**TASK DIRECTIONS**
Repeat the material below exactly, with no pictures.

————————

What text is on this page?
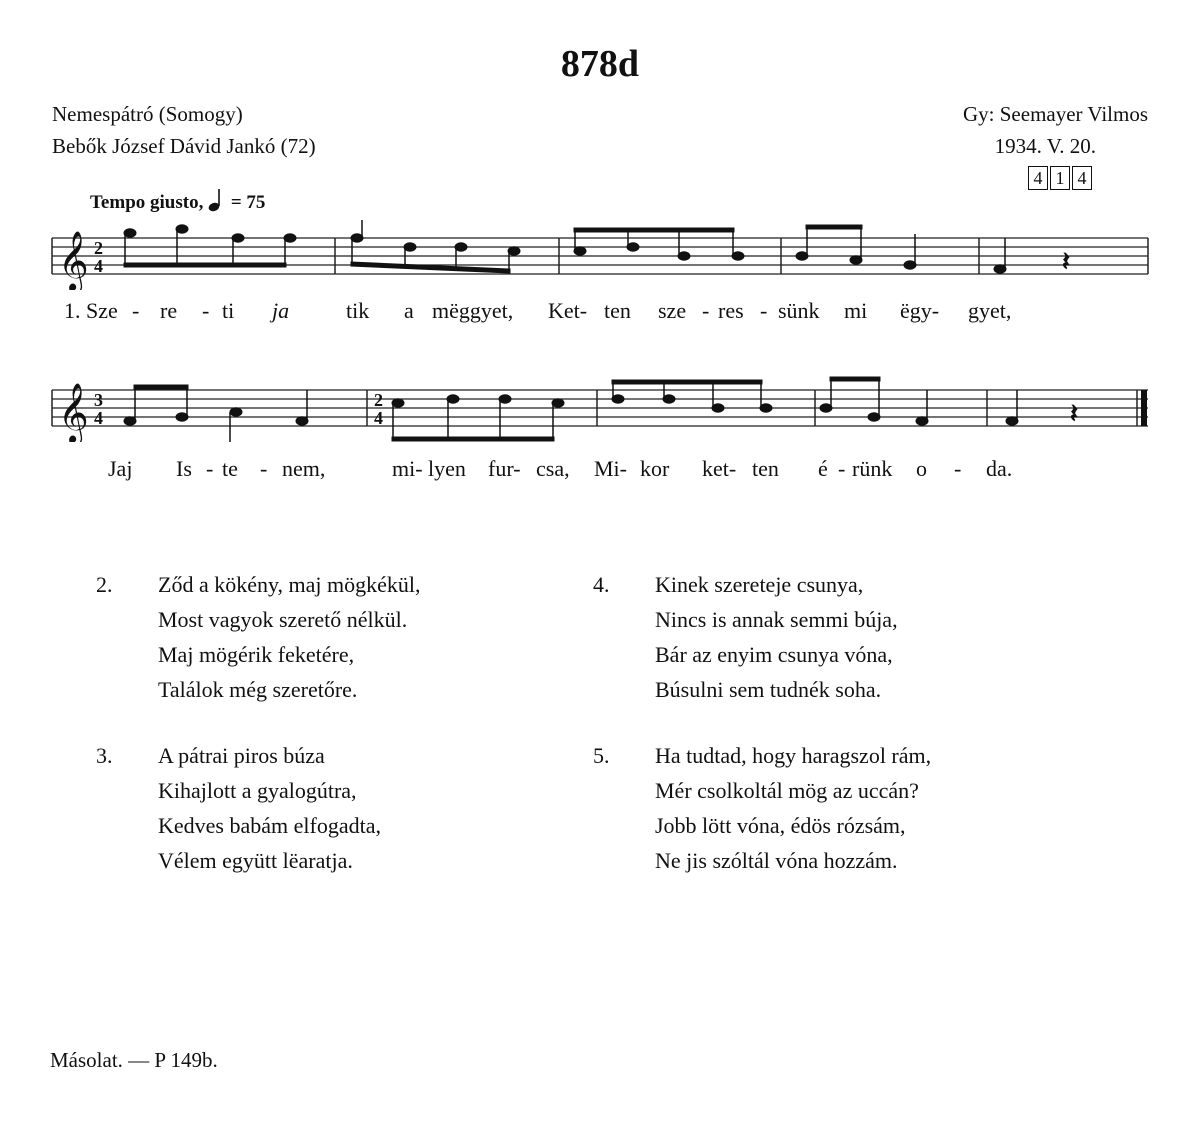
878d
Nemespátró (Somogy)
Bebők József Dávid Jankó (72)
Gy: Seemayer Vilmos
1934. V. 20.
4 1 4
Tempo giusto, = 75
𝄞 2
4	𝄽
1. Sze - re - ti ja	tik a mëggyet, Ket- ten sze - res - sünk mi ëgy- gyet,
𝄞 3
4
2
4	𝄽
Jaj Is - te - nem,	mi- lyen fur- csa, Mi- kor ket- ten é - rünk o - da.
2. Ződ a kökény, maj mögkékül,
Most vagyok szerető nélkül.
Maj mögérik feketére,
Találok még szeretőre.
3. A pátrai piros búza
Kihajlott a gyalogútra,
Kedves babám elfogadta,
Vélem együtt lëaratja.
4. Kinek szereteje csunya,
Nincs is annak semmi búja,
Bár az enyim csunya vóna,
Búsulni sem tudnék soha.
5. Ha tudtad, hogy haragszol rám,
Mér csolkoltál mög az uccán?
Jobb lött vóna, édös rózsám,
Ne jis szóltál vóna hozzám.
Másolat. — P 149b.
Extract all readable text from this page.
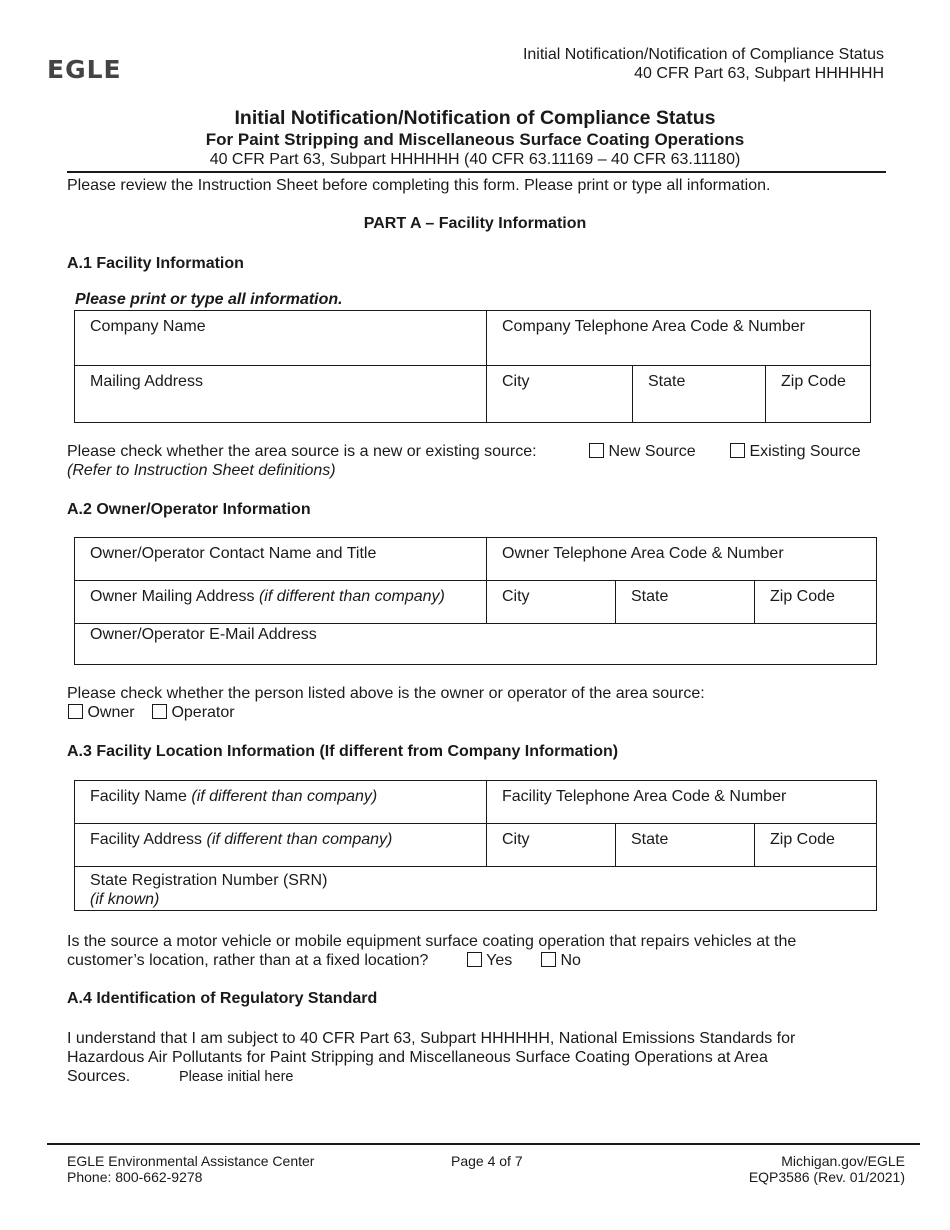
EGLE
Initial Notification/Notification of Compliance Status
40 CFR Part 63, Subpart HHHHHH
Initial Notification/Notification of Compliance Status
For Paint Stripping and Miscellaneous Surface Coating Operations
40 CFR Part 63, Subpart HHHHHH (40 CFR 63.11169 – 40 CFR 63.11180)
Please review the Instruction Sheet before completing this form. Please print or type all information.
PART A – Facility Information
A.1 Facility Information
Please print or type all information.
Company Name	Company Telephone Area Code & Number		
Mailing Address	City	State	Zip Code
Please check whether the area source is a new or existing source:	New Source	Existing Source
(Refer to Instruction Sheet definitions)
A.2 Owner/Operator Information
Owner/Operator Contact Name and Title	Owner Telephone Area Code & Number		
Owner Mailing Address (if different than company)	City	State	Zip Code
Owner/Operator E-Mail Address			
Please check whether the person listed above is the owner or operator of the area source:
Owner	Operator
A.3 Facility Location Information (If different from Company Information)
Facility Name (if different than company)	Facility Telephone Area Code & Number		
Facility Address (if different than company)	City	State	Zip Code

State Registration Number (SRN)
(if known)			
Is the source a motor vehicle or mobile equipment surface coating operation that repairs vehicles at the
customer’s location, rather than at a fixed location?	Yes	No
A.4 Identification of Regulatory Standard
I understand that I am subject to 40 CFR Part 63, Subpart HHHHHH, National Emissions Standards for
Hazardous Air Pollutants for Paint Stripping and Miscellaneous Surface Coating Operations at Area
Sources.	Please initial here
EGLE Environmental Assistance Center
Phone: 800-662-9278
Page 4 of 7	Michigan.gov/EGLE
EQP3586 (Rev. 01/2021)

————————

**TASK RESPONSE**
What text is on this page?
878d
Nemespátró (Somogy)
Bebők József Dávid Jankó (72)
Gy: Seemayer Vilmos
1934. V. 20.
4 1 4
Tempo giusto, = 75
𝄞 2
4	𝄽
1. Sze - re - ti ja	tik a mëggyet, Ket- ten sze - res - sünk mi ëgy- gyet,
𝄞 3
4
2
4	𝄽
Jaj Is - te - nem,	mi- lyen fur- csa, Mi- kor ket- ten é - rünk o - da.
2. Ződ a kökény, maj mögkékül,
Most vagyok szerető nélkül.
Maj mögérik feketére,
Találok még szeretőre.
3. A pátrai piros búza
Kihajlott a gyalogútra,
Kedves babám elfogadta,
Vélem együtt lëaratja.
4. Kinek szereteje csunya,
Nincs is annak semmi búja,
Bár az enyim csunya vóna,
Búsulni sem tudnék soha.
5. Ha tudtad, hogy haragszol rám,
Mér csolkoltál mög az uccán?
Jobb lött vóna, édös rózsám,
Ne jis szóltál vóna hozzám.
Másolat. — P 149b.
Extract all readable text from this page.
EGLE
Initial Notification/Notification of Compliance Status
40 CFR Part 63, Subpart HHHHHH
Initial Notification/Notification of Compliance Status
For Paint Stripping and Miscellaneous Surface Coating Operations
40 CFR Part 63, Subpart HHHHHH (40 CFR 63.11169 – 40 CFR 63.11180)
Please review the Instruction Sheet before completing this form. Please print or type all information.
PART A – Facility Information
A.1 Facility Information
Please print or type all information.
Company Name	Company Telephone Area Code & Number		
Mailing Address	City	State	Zip Code
Please check whether the area source is a new or existing source:	New Source	Existing Source
(Refer to Instruction Sheet definitions)
A.2 Owner/Operator Information
Owner/Operator Contact Name and Title	Owner Telephone Area Code & Number		
Owner Mailing Address (if different than company)	City	State	Zip Code
Owner/Operator E-Mail Address			
Please check whether the person listed above is the owner or operator of the area source:
Owner	Operator
A.3 Facility Location Information (If different from Company Information)
Facility Name (if different than company)	Facility Telephone Area Code & Number		
Facility Address (if different than company)	City	State	Zip Code

State Registration Number (SRN)
(if known)			
Is the source a motor vehicle or mobile equipment surface coating operation that repairs vehicles at the
customer’s location, rather than at a fixed location?	Yes	No
A.4 Identification of Regulatory Standard
I understand that I am subject to 40 CFR Part 63, Subpart HHHHHH, National Emissions Standards for
Hazardous Air Pollutants for Paint Stripping and Miscellaneous Surface Coating Operations at Area
Sources.	Please initial here
EGLE Environmental Assistance Center
Phone: 800-662-9278
Page 4 of 7	Michigan.gov/EGLE
EQP3586 (Rev. 01/2021)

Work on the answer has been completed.